## [Rows]
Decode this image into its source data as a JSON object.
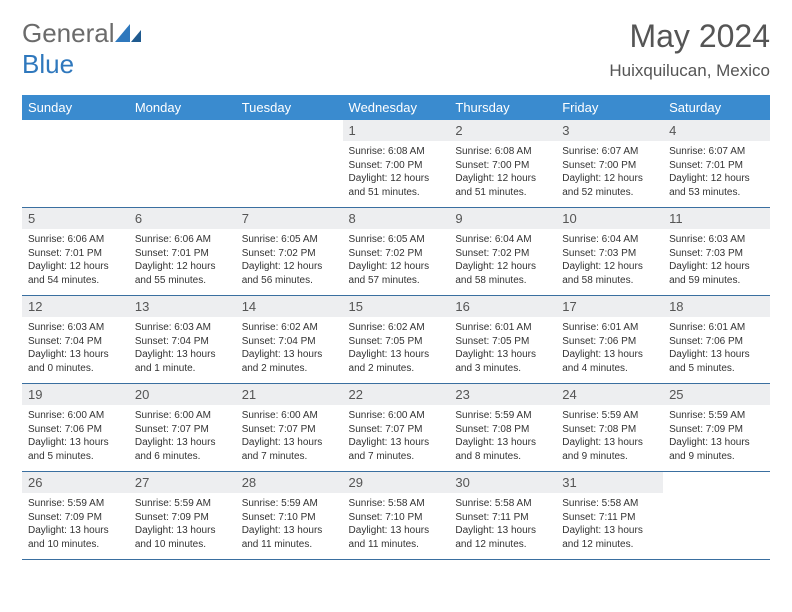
{
  "brand": {
    "name_a": "General",
    "name_b": "Blue"
  },
  "title": "May 2024",
  "location": "Huixquilucan, Mexico",
  "colors": {
    "header_bg": "#3a8bcf",
    "header_fg": "#ffffff",
    "daynum_bg": "#edeef0",
    "row_border": "#3a6fa0",
    "brand_gray": "#6b6b6b",
    "brand_blue": "#2f78bd"
  },
  "weekdays": [
    "Sunday",
    "Monday",
    "Tuesday",
    "Wednesday",
    "Thursday",
    "Friday",
    "Saturday"
  ],
  "weeks": [
    [
      {
        "n": "",
        "sr": "",
        "ss": "",
        "dl": "",
        "empty": true
      },
      {
        "n": "",
        "sr": "",
        "ss": "",
        "dl": "",
        "empty": true
      },
      {
        "n": "",
        "sr": "",
        "ss": "",
        "dl": "",
        "empty": true
      },
      {
        "n": "1",
        "sr": "Sunrise: 6:08 AM",
        "ss": "Sunset: 7:00 PM",
        "dl": "Daylight: 12 hours and 51 minutes."
      },
      {
        "n": "2",
        "sr": "Sunrise: 6:08 AM",
        "ss": "Sunset: 7:00 PM",
        "dl": "Daylight: 12 hours and 51 minutes."
      },
      {
        "n": "3",
        "sr": "Sunrise: 6:07 AM",
        "ss": "Sunset: 7:00 PM",
        "dl": "Daylight: 12 hours and 52 minutes."
      },
      {
        "n": "4",
        "sr": "Sunrise: 6:07 AM",
        "ss": "Sunset: 7:01 PM",
        "dl": "Daylight: 12 hours and 53 minutes."
      }
    ],
    [
      {
        "n": "5",
        "sr": "Sunrise: 6:06 AM",
        "ss": "Sunset: 7:01 PM",
        "dl": "Daylight: 12 hours and 54 minutes."
      },
      {
        "n": "6",
        "sr": "Sunrise: 6:06 AM",
        "ss": "Sunset: 7:01 PM",
        "dl": "Daylight: 12 hours and 55 minutes."
      },
      {
        "n": "7",
        "sr": "Sunrise: 6:05 AM",
        "ss": "Sunset: 7:02 PM",
        "dl": "Daylight: 12 hours and 56 minutes."
      },
      {
        "n": "8",
        "sr": "Sunrise: 6:05 AM",
        "ss": "Sunset: 7:02 PM",
        "dl": "Daylight: 12 hours and 57 minutes."
      },
      {
        "n": "9",
        "sr": "Sunrise: 6:04 AM",
        "ss": "Sunset: 7:02 PM",
        "dl": "Daylight: 12 hours and 58 minutes."
      },
      {
        "n": "10",
        "sr": "Sunrise: 6:04 AM",
        "ss": "Sunset: 7:03 PM",
        "dl": "Daylight: 12 hours and 58 minutes."
      },
      {
        "n": "11",
        "sr": "Sunrise: 6:03 AM",
        "ss": "Sunset: 7:03 PM",
        "dl": "Daylight: 12 hours and 59 minutes."
      }
    ],
    [
      {
        "n": "12",
        "sr": "Sunrise: 6:03 AM",
        "ss": "Sunset: 7:04 PM",
        "dl": "Daylight: 13 hours and 0 minutes."
      },
      {
        "n": "13",
        "sr": "Sunrise: 6:03 AM",
        "ss": "Sunset: 7:04 PM",
        "dl": "Daylight: 13 hours and 1 minute."
      },
      {
        "n": "14",
        "sr": "Sunrise: 6:02 AM",
        "ss": "Sunset: 7:04 PM",
        "dl": "Daylight: 13 hours and 2 minutes."
      },
      {
        "n": "15",
        "sr": "Sunrise: 6:02 AM",
        "ss": "Sunset: 7:05 PM",
        "dl": "Daylight: 13 hours and 2 minutes."
      },
      {
        "n": "16",
        "sr": "Sunrise: 6:01 AM",
        "ss": "Sunset: 7:05 PM",
        "dl": "Daylight: 13 hours and 3 minutes."
      },
      {
        "n": "17",
        "sr": "Sunrise: 6:01 AM",
        "ss": "Sunset: 7:06 PM",
        "dl": "Daylight: 13 hours and 4 minutes."
      },
      {
        "n": "18",
        "sr": "Sunrise: 6:01 AM",
        "ss": "Sunset: 7:06 PM",
        "dl": "Daylight: 13 hours and 5 minutes."
      }
    ],
    [
      {
        "n": "19",
        "sr": "Sunrise: 6:00 AM",
        "ss": "Sunset: 7:06 PM",
        "dl": "Daylight: 13 hours and 5 minutes."
      },
      {
        "n": "20",
        "sr": "Sunrise: 6:00 AM",
        "ss": "Sunset: 7:07 PM",
        "dl": "Daylight: 13 hours and 6 minutes."
      },
      {
        "n": "21",
        "sr": "Sunrise: 6:00 AM",
        "ss": "Sunset: 7:07 PM",
        "dl": "Daylight: 13 hours and 7 minutes."
      },
      {
        "n": "22",
        "sr": "Sunrise: 6:00 AM",
        "ss": "Sunset: 7:07 PM",
        "dl": "Daylight: 13 hours and 7 minutes."
      },
      {
        "n": "23",
        "sr": "Sunrise: 5:59 AM",
        "ss": "Sunset: 7:08 PM",
        "dl": "Daylight: 13 hours and 8 minutes."
      },
      {
        "n": "24",
        "sr": "Sunrise: 5:59 AM",
        "ss": "Sunset: 7:08 PM",
        "dl": "Daylight: 13 hours and 9 minutes."
      },
      {
        "n": "25",
        "sr": "Sunrise: 5:59 AM",
        "ss": "Sunset: 7:09 PM",
        "dl": "Daylight: 13 hours and 9 minutes."
      }
    ],
    [
      {
        "n": "26",
        "sr": "Sunrise: 5:59 AM",
        "ss": "Sunset: 7:09 PM",
        "dl": "Daylight: 13 hours and 10 minutes."
      },
      {
        "n": "27",
        "sr": "Sunrise: 5:59 AM",
        "ss": "Sunset: 7:09 PM",
        "dl": "Daylight: 13 hours and 10 minutes."
      },
      {
        "n": "28",
        "sr": "Sunrise: 5:59 AM",
        "ss": "Sunset: 7:10 PM",
        "dl": "Daylight: 13 hours and 11 minutes."
      },
      {
        "n": "29",
        "sr": "Sunrise: 5:58 AM",
        "ss": "Sunset: 7:10 PM",
        "dl": "Daylight: 13 hours and 11 minutes."
      },
      {
        "n": "30",
        "sr": "Sunrise: 5:58 AM",
        "ss": "Sunset: 7:11 PM",
        "dl": "Daylight: 13 hours and 12 minutes."
      },
      {
        "n": "31",
        "sr": "Sunrise: 5:58 AM",
        "ss": "Sunset: 7:11 PM",
        "dl": "Daylight: 13 hours and 12 minutes."
      },
      {
        "n": "",
        "sr": "",
        "ss": "",
        "dl": "",
        "empty": true
      }
    ]
  ]
}
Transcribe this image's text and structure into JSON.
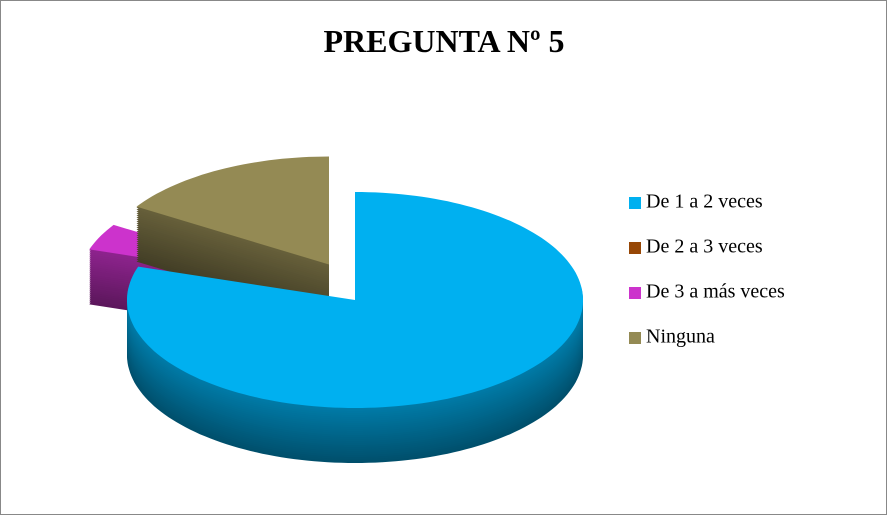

## [What to work on]
Only the number is wanted: how many lines in the entries above contain the word "into"?

## [Result]
2